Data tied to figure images
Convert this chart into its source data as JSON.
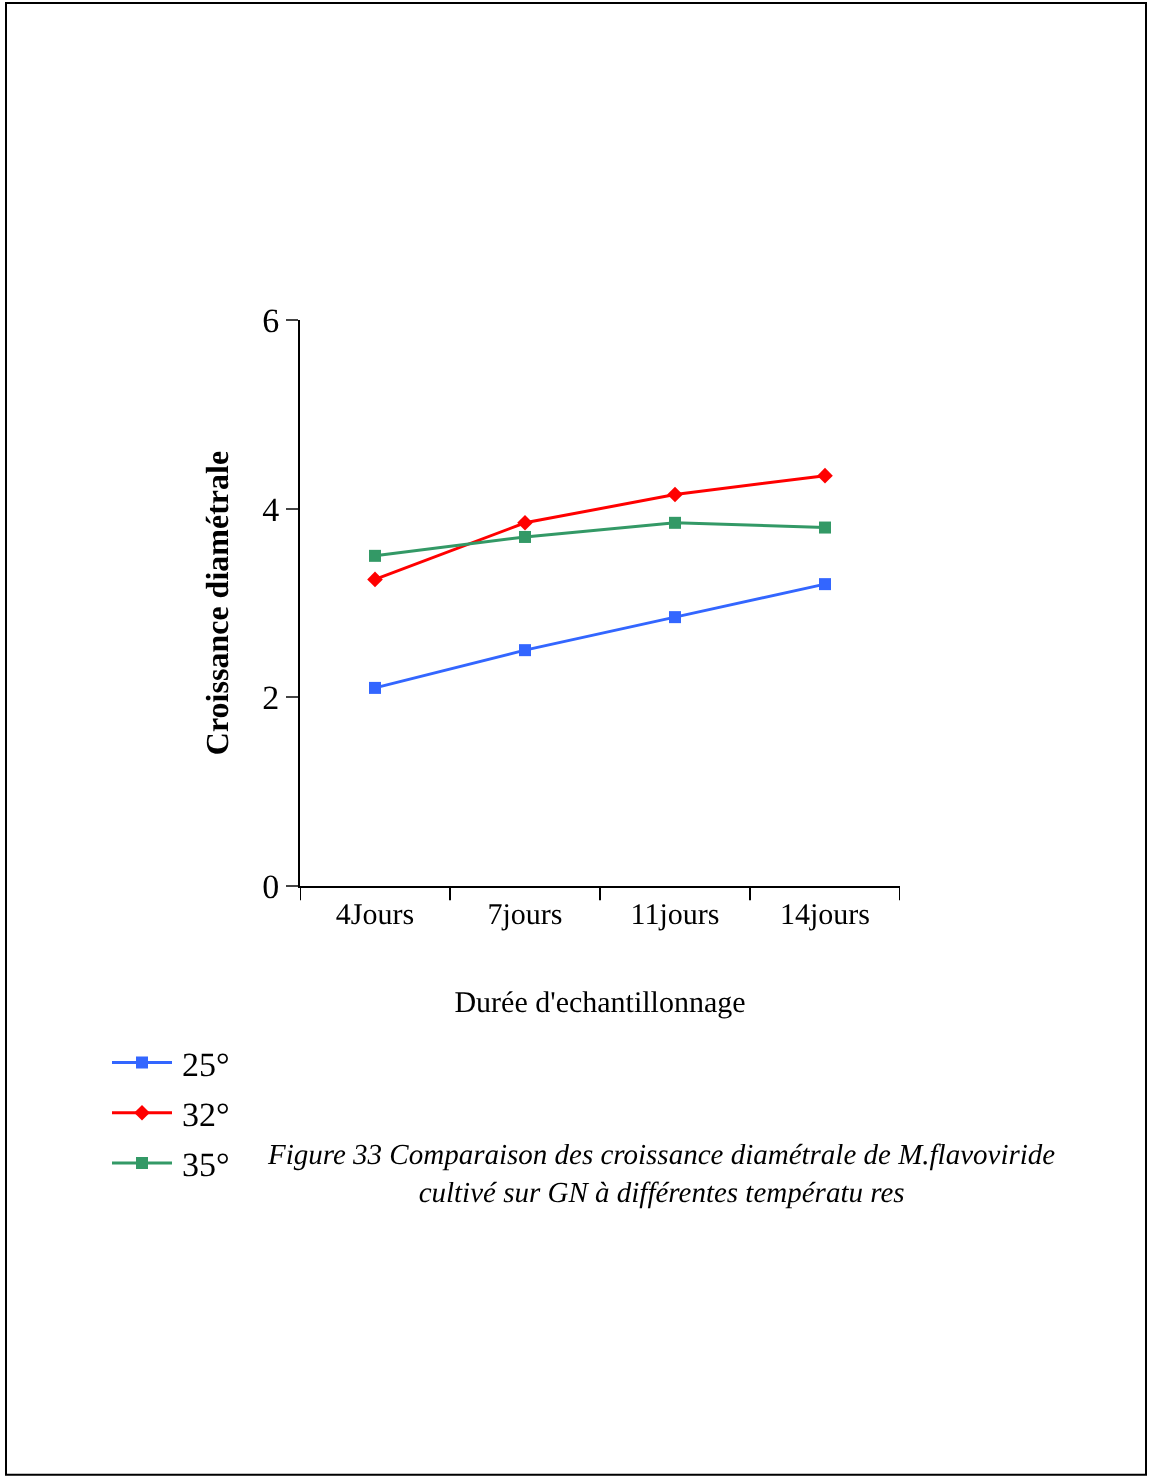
{
  "chart_data": {
    "type": "line",
    "categories": [
      "4Jours",
      "7jours",
      "11jours",
      "14jours"
    ],
    "series": [
      {
        "name": "25°",
        "color": "#3366ff",
        "marker": "square",
        "values": [
          2.1,
          2.5,
          2.85,
          3.2
        ]
      },
      {
        "name": "32°",
        "color": "#ff0000",
        "marker": "diamond",
        "values": [
          3.25,
          3.85,
          4.15,
          4.35
        ]
      },
      {
        "name": "35°",
        "color": "#339966",
        "marker": "square",
        "values": [
          3.5,
          3.7,
          3.85,
          3.8
        ]
      }
    ],
    "xlabel": "Durée d'echantillonnage",
    "ylabel": "Croissance diamétrale",
    "ylim": [
      0,
      6
    ],
    "yticks": [
      0,
      2,
      4,
      6
    ],
    "legend": "bottom left",
    "annotations": [
      "Figure 33 Comparaison des croissance diamétrale de M.flavoviride\ncultivé sur GN à différentes températu res"
    ]
  }
}
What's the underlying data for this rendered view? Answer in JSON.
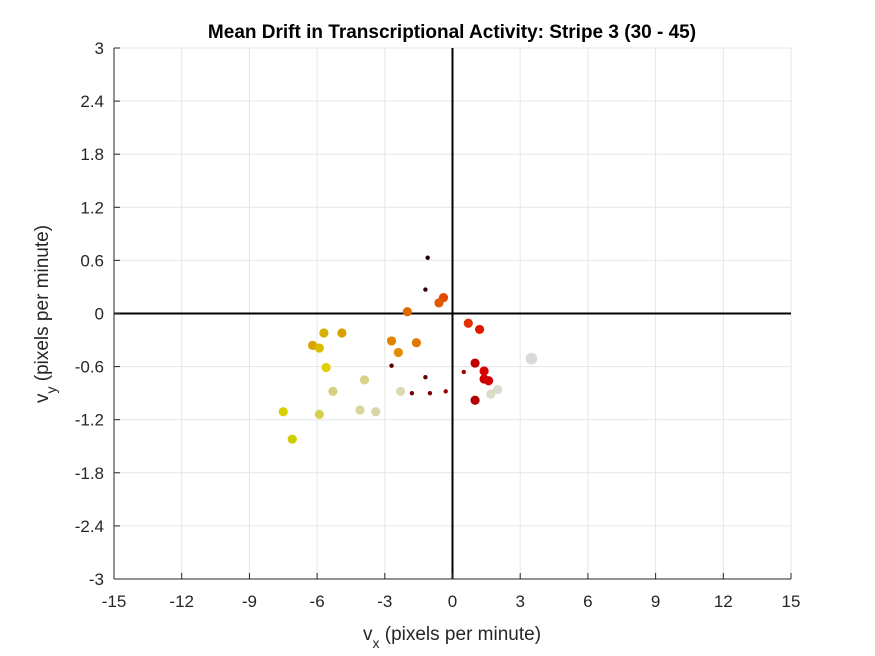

→ **Required work**
Count how many lines of the data include the word "color". Your reply should be that number alone.

→ **Final result**
3